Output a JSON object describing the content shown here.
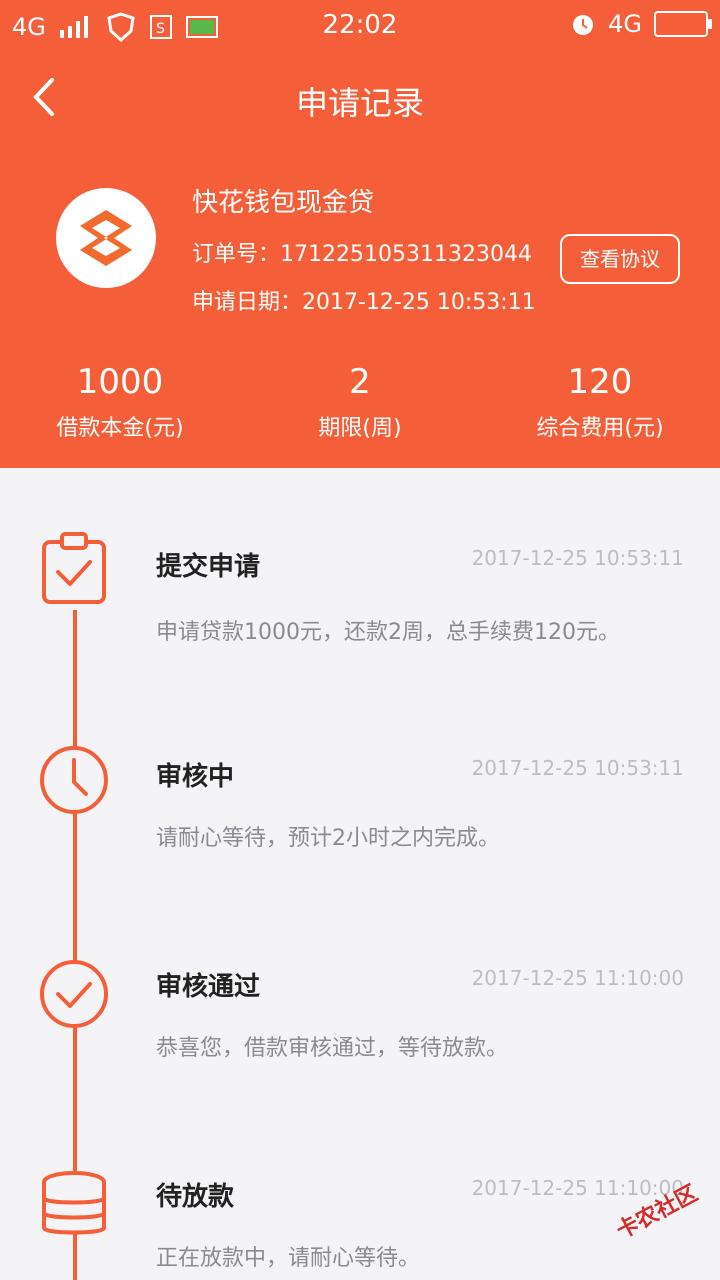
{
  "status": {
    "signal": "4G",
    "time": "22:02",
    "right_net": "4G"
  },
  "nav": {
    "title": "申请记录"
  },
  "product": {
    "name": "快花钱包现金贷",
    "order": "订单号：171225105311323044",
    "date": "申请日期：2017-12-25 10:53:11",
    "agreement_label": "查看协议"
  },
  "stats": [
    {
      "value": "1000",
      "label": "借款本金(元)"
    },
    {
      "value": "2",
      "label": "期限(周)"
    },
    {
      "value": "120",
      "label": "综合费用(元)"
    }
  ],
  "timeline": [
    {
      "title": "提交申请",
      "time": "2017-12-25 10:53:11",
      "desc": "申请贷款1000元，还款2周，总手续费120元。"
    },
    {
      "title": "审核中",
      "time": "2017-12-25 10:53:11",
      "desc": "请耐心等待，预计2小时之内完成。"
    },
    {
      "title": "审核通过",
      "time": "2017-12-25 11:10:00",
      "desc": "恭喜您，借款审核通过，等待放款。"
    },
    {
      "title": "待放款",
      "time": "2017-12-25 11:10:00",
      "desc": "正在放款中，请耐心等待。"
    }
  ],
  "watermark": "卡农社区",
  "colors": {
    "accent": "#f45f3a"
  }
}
········
Task goal: In the entries above, identify every line with the string "请耐心等待".

Result for this exercise:
      "desc": "请耐心等待，预计2小时之内完成。"
      "desc": "正在放款中，请耐心等待。"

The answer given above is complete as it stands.